Aim of the exercise> Copy every line of the listing that holds the string "JSON".

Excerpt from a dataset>

○ ○ ○ ○ ○ ○ ○

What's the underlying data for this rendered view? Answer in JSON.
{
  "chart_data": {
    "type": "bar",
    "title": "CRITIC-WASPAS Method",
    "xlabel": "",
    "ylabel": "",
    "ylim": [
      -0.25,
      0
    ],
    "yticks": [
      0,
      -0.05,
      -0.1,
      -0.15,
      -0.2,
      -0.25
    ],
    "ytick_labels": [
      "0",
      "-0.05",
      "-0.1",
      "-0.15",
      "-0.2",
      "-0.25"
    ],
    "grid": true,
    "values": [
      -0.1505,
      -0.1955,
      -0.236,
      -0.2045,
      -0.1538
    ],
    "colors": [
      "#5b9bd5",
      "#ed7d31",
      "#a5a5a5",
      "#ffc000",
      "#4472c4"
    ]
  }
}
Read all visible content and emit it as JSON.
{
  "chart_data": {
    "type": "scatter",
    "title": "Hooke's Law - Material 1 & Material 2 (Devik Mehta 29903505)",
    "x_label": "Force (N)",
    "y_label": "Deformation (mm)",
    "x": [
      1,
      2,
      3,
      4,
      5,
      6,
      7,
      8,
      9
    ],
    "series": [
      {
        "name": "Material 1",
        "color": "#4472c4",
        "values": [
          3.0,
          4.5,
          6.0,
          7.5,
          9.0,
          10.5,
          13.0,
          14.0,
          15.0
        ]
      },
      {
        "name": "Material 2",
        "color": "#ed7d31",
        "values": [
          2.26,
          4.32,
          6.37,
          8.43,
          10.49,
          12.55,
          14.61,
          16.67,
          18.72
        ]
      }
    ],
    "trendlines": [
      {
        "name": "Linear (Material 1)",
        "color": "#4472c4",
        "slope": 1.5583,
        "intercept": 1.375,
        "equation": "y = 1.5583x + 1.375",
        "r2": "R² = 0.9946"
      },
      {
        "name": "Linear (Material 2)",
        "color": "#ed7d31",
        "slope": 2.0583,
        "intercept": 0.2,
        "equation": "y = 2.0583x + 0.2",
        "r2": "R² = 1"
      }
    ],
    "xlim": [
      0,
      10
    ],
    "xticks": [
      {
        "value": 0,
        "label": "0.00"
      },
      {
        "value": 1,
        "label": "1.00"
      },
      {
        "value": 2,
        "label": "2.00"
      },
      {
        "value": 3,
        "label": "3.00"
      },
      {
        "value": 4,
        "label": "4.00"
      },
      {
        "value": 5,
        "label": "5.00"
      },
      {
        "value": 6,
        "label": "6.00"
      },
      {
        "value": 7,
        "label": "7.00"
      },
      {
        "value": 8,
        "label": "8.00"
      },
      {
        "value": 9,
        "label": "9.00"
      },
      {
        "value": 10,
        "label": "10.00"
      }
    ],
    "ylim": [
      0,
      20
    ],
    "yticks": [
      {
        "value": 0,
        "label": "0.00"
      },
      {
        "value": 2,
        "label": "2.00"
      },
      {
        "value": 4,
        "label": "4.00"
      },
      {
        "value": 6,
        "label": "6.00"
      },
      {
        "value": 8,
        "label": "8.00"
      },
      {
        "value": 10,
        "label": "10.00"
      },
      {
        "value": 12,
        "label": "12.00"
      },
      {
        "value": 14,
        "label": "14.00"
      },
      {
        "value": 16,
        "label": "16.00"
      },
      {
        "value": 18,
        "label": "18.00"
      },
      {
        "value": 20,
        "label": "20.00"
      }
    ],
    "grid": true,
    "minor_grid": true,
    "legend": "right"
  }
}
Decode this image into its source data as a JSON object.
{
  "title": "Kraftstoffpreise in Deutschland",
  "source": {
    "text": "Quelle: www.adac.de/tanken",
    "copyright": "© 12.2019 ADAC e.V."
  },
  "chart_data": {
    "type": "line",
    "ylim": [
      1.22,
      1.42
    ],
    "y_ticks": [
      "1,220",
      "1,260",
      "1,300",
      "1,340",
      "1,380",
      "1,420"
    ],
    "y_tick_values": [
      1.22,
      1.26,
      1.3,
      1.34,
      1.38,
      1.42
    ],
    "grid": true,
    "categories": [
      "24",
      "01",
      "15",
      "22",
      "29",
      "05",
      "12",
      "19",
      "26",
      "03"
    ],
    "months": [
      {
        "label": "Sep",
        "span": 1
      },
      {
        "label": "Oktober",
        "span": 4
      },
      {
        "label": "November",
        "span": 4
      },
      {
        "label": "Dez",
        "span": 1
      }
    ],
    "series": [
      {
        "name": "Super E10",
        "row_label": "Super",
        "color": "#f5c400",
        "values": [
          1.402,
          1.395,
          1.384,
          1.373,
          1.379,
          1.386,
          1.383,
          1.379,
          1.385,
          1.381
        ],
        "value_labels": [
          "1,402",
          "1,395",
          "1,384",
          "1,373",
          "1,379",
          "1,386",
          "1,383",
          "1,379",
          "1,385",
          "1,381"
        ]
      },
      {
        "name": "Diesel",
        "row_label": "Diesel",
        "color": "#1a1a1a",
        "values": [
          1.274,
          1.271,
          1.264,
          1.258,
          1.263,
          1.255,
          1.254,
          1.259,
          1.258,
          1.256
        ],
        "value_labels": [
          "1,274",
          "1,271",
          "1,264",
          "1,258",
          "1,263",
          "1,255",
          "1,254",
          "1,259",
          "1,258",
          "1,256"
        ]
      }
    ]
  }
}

○ ○ ○ ○ ○ ○ ○

Response>
What's the underlying data for this rendered view? Answer in JSON.
Read all visible content and emit it as JSON.
Decode this image into its source data as a JSON object.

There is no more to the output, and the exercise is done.